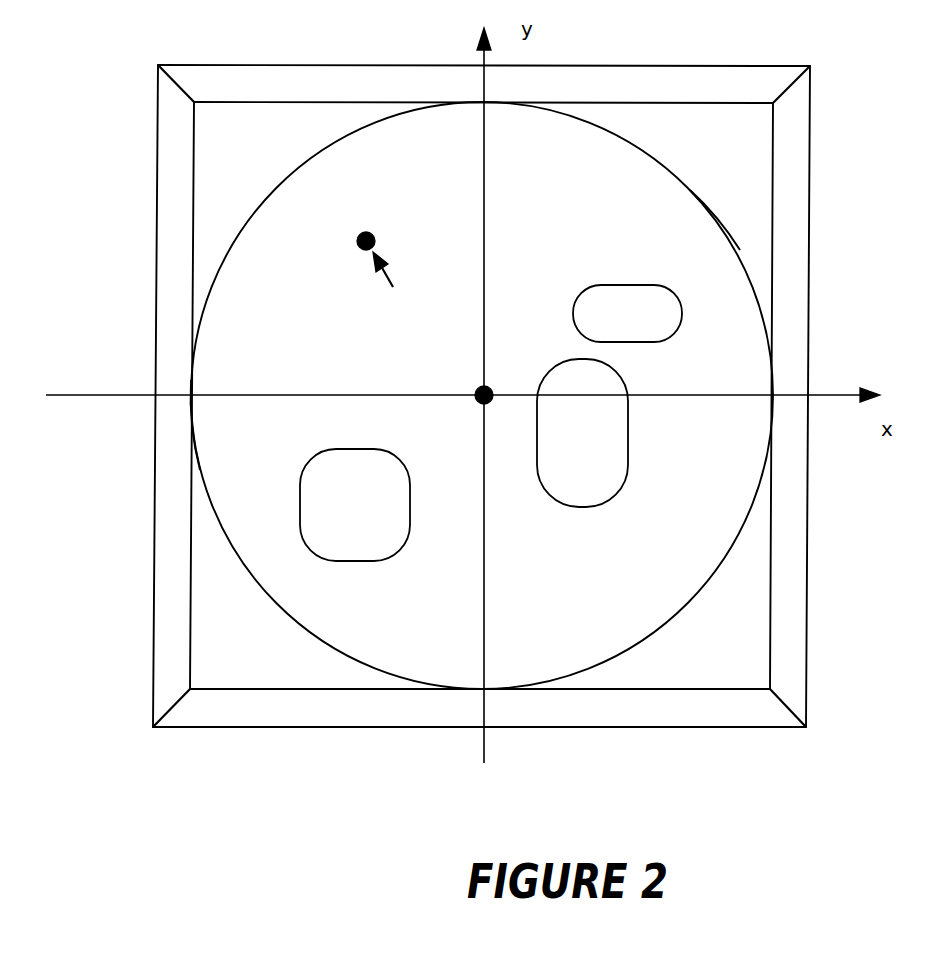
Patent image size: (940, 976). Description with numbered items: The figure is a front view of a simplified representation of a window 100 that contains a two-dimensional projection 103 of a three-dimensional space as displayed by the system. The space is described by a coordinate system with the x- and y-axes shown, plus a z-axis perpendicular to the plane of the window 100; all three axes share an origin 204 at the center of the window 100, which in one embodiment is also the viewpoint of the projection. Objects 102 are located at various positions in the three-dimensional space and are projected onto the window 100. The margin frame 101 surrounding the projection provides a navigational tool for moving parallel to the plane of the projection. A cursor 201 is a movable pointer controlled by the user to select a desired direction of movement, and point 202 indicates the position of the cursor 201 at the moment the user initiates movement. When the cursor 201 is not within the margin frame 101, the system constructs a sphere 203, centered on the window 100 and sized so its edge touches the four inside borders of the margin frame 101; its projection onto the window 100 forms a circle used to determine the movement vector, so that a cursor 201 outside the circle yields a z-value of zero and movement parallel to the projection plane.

The window 100 is at (836, 682).
The margin frame 101 is at (177, 228).
The objects 102 is at (491, 423).
The two-dimensional projection 103 is at (228, 447).
The cursor 201 is at (377, 282).
The point 202 is at (363, 225).
The sphere 203 is at (712, 213).
The origin 204 is at (482, 392).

** Exercise description **
Starting with the first of the rows above and going on through the line with "The objects 102 is at (491, 423).", rewrite those lines with "simplified" replaced by "schematic" and everything else kept the same. Leave out the picture.

** Exercise output **
Patent image size: (940, 976). Description with numbered items: The figure is a front view of a schematic representation of a window 100 that contains a two-dimensional projection 103 of a three-dimensional space as displayed by the system. The space is described by a coordinate system with the x- and y-axes shown, plus a z-axis perpendicular to the plane of the window 100; all three axes share an origin 204 at the center of the window 100, which in one embodiment is also the viewpoint of the projection. Objects 102 are located at various positions in the three-dimensional space and are projected onto the window 100. The margin frame 101 surrounding the projection provides a navigational tool for moving parallel to the plane of the projection. A cursor 201 is a movable pointer controlled by the user to select a desired direction of movement, and point 202 indicates the position of the cursor 201 at the moment the user initiates movement. When the cursor 201 is not within the margin frame 101, the system constructs a sphere 203, centered on the window 100 and sized so its edge touches the four inside borders of the margin frame 101; its projection onto the window 100 forms a circle used to determine the movement vector, so that a cursor 201 outside the circle yields a z-value of zero and movement parallel to the projection plane.

The window 100 is at (836, 682).
The margin frame 101 is at (177, 228).
The objects 102 is at (491, 423).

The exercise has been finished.